**Your goal**
Every line of the material is to be quoted verbatim, minus the pictures.

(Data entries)
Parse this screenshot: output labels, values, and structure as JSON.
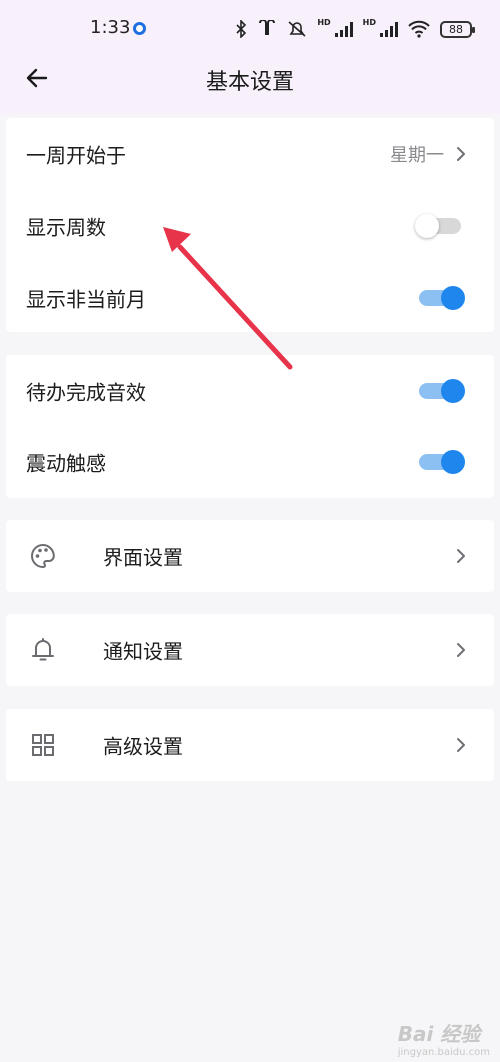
{
  "status_bar": {
    "time": "1:33",
    "battery": "88",
    "icons": [
      "bluetooth-icon",
      "earbuds-icon",
      "mute-icon",
      "signal-icon",
      "signal-icon",
      "wifi-icon",
      "battery-icon"
    ],
    "hd_label": "HD"
  },
  "header": {
    "title": "基本设置",
    "back_icon": "arrow-left-icon"
  },
  "group1": {
    "week_start": {
      "label": "一周开始于",
      "value": "星期一"
    },
    "show_week_number": {
      "label": "显示周数",
      "on": false
    },
    "show_non_current_month": {
      "label": "显示非当前月",
      "on": true
    }
  },
  "group2": {
    "todo_sound": {
      "label": "待办完成音效",
      "on": true
    },
    "vibration": {
      "label": "震动触感",
      "on": true
    }
  },
  "interface_settings": {
    "label": "界面设置",
    "icon": "palette-icon"
  },
  "notification_settings": {
    "label": "通知设置",
    "icon": "bell-icon"
  },
  "advanced_settings": {
    "label": "高级设置",
    "icon": "grid-icon"
  },
  "annotation": {
    "color": "#e8344a"
  },
  "colors": {
    "accent": "#1e86ec",
    "toggle_track_on": "#8cc0f3",
    "toggle_off": "#d8d8d8"
  },
  "watermark": {
    "main": "Bai 经验",
    "sub": "jingyan.baidu.com"
  }
}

**Exercise answer**
Parse this screenshot: output labels, values, and structure as JSON.
{
  "status_bar": {
    "time": "1:33",
    "battery": "88",
    "icons": [
      "bluetooth-icon",
      "earbuds-icon",
      "mute-icon",
      "signal-icon",
      "signal-icon",
      "wifi-icon",
      "battery-icon"
    ],
    "hd_label": "HD"
  },
  "header": {
    "title": "基本设置",
    "back_icon": "arrow-left-icon"
  },
  "group1": {
    "week_start": {
      "label": "一周开始于",
      "value": "星期一"
    },
    "show_week_number": {
      "label": "显示周数",
      "on": false
    },
    "show_non_current_month": {
      "label": "显示非当前月",
      "on": true
    }
  },
  "group2": {
    "todo_sound": {
      "label": "待办完成音效",
      "on": true
    },
    "vibration": {
      "label": "震动触感",
      "on": true
    }
  },
  "interface_settings": {
    "label": "界面设置",
    "icon": "palette-icon"
  },
  "notification_settings": {
    "label": "通知设置",
    "icon": "bell-icon"
  },
  "advanced_settings": {
    "label": "高级设置",
    "icon": "grid-icon"
  },
  "annotation": {
    "color": "#e8344a"
  },
  "colors": {
    "accent": "#1e86ec",
    "toggle_track_on": "#8cc0f3",
    "toggle_off": "#d8d8d8"
  },
  "watermark": {
    "main": "Bai 经验",
    "sub": "jingyan.baidu.com"
  }
}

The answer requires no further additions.